> GOAL
Transcribe all the entries word for word, omitting any pictures they contain.
_ _ _ _ _
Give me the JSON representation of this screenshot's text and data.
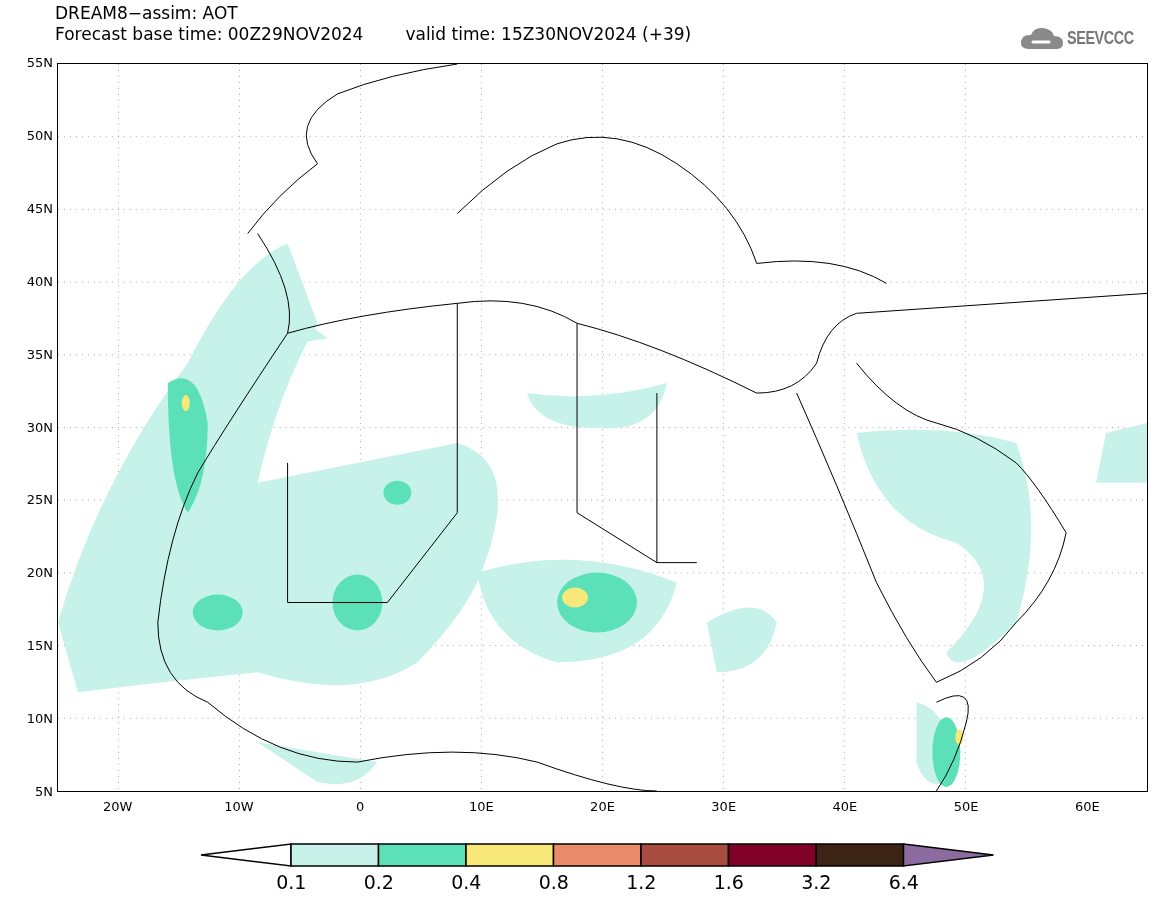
{
  "header": {
    "title": "DREAM8−assim: AOT",
    "base_time": "Forecast base time: 00Z29NOV2024",
    "valid_time": "valid time: 15Z30NOV2024 (+39)",
    "logo_text": "SEEVCCC"
  },
  "map": {
    "y_labels": [
      "55N",
      "50N",
      "45N",
      "40N",
      "35N",
      "30N",
      "25N",
      "20N",
      "15N",
      "10N",
      "5N"
    ],
    "x_labels": [
      "20W",
      "10W",
      "0",
      "10E",
      "20E",
      "30E",
      "40E",
      "50E",
      "60E"
    ]
  },
  "colorbar": {
    "labels": [
      "0.1",
      "0.2",
      "0.4",
      "0.8",
      "1.2",
      "1.6",
      "3.2",
      "6.4"
    ],
    "segments": [
      {
        "color": "#c6f2ea"
      },
      {
        "color": "#5ce0b8"
      },
      {
        "color": "#f8e87a"
      },
      {
        "color": "#ea8c6c"
      },
      {
        "color": "#a84c40"
      },
      {
        "color": "#800028"
      },
      {
        "color": "#3c2414"
      }
    ],
    "low_end": {
      "color": "#ffffff"
    },
    "high_end": {
      "color": "#8c6ca0"
    }
  }
}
_ _ _ _ _
> COMPLETED TASK
Give me the JSON representation of this screenshot's text and data.
{
  "header": {
    "title": "DREAM8−assim: AOT",
    "base_time": "Forecast base time: 00Z29NOV2024",
    "valid_time": "valid time: 15Z30NOV2024 (+39)",
    "logo_text": "SEEVCCC"
  },
  "map": {
    "y_labels": [
      "55N",
      "50N",
      "45N",
      "40N",
      "35N",
      "30N",
      "25N",
      "20N",
      "15N",
      "10N",
      "5N"
    ],
    "x_labels": [
      "20W",
      "10W",
      "0",
      "10E",
      "20E",
      "30E",
      "40E",
      "50E",
      "60E"
    ]
  },
  "colorbar": {
    "labels": [
      "0.1",
      "0.2",
      "0.4",
      "0.8",
      "1.2",
      "1.6",
      "3.2",
      "6.4"
    ],
    "segments": [
      {
        "color": "#c6f2ea"
      },
      {
        "color": "#5ce0b8"
      },
      {
        "color": "#f8e87a"
      },
      {
        "color": "#ea8c6c"
      },
      {
        "color": "#a84c40"
      },
      {
        "color": "#800028"
      },
      {
        "color": "#3c2414"
      }
    ],
    "low_end": {
      "color": "#ffffff"
    },
    "high_end": {
      "color": "#8c6ca0"
    }
  }
}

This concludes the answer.